Directive 1
In the article on Asian-American demographic data below, copy out everything from "Massachusetts state Rep." down to "state after Boston." with no changes.

Selected extract
Protesters gather outside the Massachusetts State House in Boston for a July 28 demonstration against a bill that would require state agencies to collected detailed data on Asian-Americans and Pacific Islanders.
Hansi Lo Wang/NPR Asian-Americans are an incredibly diverse group.
To help capture that diversity, some states have recently passed laws requiring state agencies to collect more detailed demographic data about the country's fastest-growing racial group.
Those policies have been met with a backlash from within the Asian-American community.
Massachusetts state Rep. Tackey Chan, a Democrat who in January introduced a bill calling for more Asian-American data, says his office started receiving a series of phone calls and emails raising concerns about the bill last month.
"To be honest with you, I was rather surprised by that," says Chan, a Democrat whose district includes Quincy, Mass., home to the second-largest Asian-American population in the state after Boston.

Information given
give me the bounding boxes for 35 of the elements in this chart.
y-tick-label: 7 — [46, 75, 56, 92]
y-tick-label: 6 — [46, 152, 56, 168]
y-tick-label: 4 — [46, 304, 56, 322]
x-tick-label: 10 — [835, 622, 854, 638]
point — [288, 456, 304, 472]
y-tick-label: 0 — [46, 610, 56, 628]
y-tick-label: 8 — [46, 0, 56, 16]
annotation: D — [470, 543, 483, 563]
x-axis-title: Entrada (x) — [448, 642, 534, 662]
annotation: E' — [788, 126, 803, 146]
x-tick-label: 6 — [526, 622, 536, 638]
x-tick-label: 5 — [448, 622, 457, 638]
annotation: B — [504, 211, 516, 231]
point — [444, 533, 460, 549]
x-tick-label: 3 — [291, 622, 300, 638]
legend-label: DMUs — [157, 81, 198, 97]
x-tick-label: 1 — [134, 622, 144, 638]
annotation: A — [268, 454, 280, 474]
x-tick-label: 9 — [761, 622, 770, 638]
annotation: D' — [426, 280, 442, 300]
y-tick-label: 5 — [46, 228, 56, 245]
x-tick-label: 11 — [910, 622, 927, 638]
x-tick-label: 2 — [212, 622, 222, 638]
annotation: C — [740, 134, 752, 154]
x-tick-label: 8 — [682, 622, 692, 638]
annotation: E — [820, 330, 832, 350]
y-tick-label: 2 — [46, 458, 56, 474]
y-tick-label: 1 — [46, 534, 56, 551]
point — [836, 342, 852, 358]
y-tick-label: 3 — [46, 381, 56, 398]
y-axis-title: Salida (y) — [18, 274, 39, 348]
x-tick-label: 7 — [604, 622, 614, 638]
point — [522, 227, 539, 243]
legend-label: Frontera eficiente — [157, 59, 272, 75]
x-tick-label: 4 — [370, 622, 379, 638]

Directive 2
Reproduce every one of the records above verbatim.

Written answer 1
Massachusetts state Rep. Tackey Chan, a Democrat who in January introduced a bill calling for more Asian-American data, says his office started receiving a series of phone calls and emails raising concerns about the bill last month.
"To be honest with you, I was rather surprised by that," says Chan, a Democrat whose district includes Quincy, Mass., home to the second-largest Asian-American population in the state after Boston.

Written answer 2
give me the bounding boxes for 35 of the elements in this chart.
y-tick-label: 7 — [46, 75, 56, 92]
y-tick-label: 6 — [46, 152, 56, 168]
y-tick-label: 4 — [46, 304, 56, 322]
x-tick-label: 10 — [835, 622, 854, 638]
point — [288, 456, 304, 472]
y-tick-label: 0 — [46, 610, 56, 628]
y-tick-label: 8 — [46, 0, 56, 16]
annotation: D — [470, 543, 483, 563]
x-axis-title: Entrada (x) — [448, 642, 534, 662]
annotation: E' — [788, 126, 803, 146]
x-tick-label: 6 — [526, 622, 536, 638]
x-tick-label: 5 — [448, 622, 457, 638]
annotation: B — [504, 211, 516, 231]
point — [444, 533, 460, 549]
x-tick-label: 3 — [291, 622, 300, 638]
legend-label: DMUs — [157, 81, 198, 97]
x-tick-label: 1 — [134, 622, 144, 638]
annotation: A — [268, 454, 280, 474]
x-tick-label: 9 — [761, 622, 770, 638]
annotation: D' — [426, 280, 442, 300]
y-tick-label: 5 — [46, 228, 56, 245]
x-tick-label: 11 — [910, 622, 927, 638]
x-tick-label: 2 — [212, 622, 222, 638]
annotation: C — [740, 134, 752, 154]
x-tick-label: 8 — [682, 622, 692, 638]
annotation: E — [820, 330, 832, 350]
y-tick-label: 2 — [46, 458, 56, 474]
y-tick-label: 1 — [46, 534, 56, 551]
point — [836, 342, 852, 358]
y-tick-label: 3 — [46, 381, 56, 398]
y-axis-title: Salida (y) — [18, 274, 39, 348]
x-tick-label: 7 — [604, 622, 614, 638]
point — [522, 227, 539, 243]
legend-label: Frontera eficiente — [157, 59, 272, 75]
x-tick-label: 4 — [370, 622, 379, 638]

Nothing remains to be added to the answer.